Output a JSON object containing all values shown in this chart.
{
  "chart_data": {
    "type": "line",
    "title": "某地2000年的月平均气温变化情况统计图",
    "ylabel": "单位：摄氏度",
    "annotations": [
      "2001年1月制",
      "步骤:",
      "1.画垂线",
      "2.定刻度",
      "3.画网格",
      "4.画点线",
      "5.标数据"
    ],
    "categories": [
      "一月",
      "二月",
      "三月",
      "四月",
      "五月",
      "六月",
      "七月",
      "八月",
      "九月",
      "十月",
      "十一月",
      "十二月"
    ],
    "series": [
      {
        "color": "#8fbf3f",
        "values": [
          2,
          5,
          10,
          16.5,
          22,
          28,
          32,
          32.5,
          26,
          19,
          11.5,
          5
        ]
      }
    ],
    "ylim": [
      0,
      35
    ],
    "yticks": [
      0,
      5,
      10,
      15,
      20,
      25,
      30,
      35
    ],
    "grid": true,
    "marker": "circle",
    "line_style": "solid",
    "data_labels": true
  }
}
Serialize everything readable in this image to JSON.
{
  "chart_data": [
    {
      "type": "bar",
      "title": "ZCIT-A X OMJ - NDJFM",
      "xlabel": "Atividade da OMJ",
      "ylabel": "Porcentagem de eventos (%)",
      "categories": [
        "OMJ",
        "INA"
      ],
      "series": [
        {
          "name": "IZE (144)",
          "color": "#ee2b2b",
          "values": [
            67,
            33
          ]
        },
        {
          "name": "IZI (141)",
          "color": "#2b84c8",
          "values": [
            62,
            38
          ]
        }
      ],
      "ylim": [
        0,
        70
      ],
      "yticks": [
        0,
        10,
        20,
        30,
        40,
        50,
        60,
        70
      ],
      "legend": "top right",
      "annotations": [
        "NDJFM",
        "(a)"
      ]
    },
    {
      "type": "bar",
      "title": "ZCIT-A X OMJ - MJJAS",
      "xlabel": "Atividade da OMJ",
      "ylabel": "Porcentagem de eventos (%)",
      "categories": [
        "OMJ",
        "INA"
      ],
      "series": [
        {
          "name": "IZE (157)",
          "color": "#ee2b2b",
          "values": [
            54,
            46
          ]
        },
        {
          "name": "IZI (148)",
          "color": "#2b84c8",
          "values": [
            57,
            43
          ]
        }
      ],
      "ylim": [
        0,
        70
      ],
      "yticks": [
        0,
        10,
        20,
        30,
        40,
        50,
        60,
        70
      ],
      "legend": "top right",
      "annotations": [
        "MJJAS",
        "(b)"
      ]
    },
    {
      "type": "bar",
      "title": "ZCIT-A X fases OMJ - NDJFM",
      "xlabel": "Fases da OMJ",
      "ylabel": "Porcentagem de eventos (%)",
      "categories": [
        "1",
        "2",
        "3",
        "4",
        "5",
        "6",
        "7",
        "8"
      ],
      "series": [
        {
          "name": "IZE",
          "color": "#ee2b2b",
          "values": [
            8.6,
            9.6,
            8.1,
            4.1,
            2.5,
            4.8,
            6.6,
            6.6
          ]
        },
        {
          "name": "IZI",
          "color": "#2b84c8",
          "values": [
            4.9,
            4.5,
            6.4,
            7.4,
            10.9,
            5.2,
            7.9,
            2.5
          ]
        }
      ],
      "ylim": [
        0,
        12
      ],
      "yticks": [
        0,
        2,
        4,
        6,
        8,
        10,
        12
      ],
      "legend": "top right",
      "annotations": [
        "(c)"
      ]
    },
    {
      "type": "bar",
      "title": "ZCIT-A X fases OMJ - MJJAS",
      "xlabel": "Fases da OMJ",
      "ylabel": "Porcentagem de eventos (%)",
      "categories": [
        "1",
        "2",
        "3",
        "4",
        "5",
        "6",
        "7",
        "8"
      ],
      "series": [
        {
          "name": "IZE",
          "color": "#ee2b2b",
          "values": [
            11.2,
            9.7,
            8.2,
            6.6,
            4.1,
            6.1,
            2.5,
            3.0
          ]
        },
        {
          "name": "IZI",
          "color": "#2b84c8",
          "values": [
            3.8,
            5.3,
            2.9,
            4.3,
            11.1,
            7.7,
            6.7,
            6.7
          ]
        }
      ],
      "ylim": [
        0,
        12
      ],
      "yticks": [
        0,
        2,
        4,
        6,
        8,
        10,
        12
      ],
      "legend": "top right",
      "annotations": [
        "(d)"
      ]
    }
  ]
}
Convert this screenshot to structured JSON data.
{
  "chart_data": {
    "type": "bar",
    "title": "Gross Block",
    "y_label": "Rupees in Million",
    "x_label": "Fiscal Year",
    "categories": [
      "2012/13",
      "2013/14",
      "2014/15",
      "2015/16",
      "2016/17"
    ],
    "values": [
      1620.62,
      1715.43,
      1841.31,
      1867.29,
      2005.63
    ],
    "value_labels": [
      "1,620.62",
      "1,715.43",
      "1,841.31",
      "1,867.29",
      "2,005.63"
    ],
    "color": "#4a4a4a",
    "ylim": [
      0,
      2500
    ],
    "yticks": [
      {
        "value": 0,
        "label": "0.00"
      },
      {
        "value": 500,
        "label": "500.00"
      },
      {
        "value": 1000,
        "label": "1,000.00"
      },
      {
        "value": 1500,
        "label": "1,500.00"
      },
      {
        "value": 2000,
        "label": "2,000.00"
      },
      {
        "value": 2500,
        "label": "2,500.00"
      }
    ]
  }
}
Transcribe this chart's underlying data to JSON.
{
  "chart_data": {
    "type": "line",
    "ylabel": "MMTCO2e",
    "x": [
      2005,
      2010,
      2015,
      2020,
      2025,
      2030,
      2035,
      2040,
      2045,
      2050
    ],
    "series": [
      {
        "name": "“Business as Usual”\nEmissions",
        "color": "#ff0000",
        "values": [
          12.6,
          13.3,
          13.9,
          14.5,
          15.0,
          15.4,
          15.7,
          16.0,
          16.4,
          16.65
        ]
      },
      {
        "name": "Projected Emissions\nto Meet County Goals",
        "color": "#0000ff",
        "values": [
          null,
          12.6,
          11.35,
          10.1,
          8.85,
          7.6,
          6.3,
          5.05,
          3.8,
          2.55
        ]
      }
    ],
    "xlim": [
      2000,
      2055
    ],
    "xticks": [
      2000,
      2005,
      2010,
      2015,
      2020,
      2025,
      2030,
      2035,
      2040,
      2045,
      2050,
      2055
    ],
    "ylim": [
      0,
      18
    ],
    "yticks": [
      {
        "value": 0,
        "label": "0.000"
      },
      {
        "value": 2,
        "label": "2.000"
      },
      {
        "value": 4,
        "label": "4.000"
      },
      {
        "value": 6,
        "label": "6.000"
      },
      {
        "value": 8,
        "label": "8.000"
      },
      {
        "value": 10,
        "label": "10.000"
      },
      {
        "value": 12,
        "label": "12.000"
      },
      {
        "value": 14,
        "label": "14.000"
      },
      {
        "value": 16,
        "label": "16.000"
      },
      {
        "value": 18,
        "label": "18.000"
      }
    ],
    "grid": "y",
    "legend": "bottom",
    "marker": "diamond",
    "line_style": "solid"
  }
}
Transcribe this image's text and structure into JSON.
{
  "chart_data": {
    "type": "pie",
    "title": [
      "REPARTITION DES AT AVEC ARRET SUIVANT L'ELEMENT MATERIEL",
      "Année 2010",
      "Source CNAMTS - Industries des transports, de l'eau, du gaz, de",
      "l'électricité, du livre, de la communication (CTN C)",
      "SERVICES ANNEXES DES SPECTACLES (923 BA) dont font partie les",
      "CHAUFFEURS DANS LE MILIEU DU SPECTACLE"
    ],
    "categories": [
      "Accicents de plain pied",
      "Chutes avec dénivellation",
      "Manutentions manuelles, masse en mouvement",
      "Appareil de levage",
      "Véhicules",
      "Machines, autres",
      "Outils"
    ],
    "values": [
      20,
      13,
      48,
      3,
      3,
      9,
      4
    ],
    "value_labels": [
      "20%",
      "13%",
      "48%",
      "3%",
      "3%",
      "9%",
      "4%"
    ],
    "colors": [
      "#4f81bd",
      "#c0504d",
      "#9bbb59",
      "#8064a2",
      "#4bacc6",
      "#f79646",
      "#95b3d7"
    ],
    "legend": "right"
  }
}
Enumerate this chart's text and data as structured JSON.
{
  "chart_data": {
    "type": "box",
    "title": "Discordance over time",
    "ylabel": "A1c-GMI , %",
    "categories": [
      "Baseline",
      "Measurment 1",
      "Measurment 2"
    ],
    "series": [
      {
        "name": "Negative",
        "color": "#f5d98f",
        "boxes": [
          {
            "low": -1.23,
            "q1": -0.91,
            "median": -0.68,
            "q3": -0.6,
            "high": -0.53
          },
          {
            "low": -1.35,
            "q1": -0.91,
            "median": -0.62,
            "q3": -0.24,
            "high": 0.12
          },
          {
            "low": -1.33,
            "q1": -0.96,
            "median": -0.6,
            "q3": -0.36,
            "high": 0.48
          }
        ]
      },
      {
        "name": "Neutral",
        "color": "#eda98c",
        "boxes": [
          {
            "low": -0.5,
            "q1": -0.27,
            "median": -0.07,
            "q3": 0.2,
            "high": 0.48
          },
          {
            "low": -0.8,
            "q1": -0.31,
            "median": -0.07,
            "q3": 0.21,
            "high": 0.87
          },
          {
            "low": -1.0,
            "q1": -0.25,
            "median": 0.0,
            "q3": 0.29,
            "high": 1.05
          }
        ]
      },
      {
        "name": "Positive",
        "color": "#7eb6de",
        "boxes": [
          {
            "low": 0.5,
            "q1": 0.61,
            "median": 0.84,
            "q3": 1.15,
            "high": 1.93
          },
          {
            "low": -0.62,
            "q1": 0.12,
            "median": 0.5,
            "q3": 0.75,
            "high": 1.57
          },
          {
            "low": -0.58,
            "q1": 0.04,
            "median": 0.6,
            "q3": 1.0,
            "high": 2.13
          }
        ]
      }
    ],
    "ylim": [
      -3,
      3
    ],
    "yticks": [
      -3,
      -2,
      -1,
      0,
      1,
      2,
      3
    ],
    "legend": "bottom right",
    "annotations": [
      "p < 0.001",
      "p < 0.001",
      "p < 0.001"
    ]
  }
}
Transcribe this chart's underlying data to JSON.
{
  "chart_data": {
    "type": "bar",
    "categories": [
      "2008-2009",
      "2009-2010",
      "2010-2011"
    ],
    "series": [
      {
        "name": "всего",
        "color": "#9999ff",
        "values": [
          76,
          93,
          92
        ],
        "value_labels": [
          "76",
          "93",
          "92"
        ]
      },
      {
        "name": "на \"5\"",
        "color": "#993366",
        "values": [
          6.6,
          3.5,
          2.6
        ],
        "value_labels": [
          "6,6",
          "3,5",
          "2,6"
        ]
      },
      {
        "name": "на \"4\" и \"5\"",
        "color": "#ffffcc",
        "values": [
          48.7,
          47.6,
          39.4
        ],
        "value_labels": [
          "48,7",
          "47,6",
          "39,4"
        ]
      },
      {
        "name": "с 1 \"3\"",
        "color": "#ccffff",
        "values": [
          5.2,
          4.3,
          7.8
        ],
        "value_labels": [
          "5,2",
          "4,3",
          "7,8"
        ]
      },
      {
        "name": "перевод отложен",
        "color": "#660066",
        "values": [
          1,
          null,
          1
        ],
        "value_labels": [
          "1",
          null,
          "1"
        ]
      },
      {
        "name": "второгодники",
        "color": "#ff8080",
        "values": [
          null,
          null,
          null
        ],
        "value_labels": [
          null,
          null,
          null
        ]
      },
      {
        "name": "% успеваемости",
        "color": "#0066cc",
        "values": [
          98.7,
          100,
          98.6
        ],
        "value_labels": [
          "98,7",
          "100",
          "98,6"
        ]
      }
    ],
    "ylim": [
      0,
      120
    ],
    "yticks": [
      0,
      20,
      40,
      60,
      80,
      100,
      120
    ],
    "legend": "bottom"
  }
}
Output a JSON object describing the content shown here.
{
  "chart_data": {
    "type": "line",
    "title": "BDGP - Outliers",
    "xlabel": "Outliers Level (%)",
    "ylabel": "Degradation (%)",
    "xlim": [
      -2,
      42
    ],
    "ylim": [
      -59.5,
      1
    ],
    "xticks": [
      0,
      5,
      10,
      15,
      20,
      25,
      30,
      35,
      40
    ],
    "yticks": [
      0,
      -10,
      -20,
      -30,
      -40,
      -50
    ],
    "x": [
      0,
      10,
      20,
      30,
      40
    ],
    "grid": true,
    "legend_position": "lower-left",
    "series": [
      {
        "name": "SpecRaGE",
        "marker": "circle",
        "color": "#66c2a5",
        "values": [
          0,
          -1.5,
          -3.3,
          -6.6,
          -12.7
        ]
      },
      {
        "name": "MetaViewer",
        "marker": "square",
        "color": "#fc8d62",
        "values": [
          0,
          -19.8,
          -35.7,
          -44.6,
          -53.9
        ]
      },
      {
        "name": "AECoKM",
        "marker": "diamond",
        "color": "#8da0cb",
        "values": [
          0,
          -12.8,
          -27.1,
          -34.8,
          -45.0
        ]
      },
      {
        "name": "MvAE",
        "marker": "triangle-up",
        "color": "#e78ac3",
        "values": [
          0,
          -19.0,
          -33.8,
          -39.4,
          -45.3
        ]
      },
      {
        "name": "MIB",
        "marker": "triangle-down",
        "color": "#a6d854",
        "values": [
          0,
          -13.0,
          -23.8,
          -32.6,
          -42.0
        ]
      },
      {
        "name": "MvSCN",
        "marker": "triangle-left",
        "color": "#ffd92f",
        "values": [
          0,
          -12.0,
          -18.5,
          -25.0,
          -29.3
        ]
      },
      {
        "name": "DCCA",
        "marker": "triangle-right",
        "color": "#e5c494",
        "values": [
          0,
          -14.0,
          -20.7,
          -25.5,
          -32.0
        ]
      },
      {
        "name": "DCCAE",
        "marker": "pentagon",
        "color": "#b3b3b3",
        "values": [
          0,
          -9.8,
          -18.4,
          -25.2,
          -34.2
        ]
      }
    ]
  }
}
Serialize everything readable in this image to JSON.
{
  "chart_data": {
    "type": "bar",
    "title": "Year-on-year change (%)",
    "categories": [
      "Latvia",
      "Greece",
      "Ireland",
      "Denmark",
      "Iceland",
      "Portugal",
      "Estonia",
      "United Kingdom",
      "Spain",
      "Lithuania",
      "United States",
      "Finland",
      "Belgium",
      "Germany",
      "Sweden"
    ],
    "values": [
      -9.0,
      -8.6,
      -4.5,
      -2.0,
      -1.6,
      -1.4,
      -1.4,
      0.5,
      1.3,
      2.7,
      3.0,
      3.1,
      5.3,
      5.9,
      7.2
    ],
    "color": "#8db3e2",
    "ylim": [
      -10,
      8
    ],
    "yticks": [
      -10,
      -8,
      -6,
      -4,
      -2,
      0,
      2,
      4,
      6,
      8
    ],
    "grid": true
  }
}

....

__What is being asked__:
Out of the records, collect only those lines that contain the string "high".

__Complete response__:
            "high": -0.53
            "high": 0.12
            "high": 0.48
            "high": 0.48
            "high": 0.87
            "high": 1.05
            "high": 1.93
            "high": 1.57
            "high": 2.13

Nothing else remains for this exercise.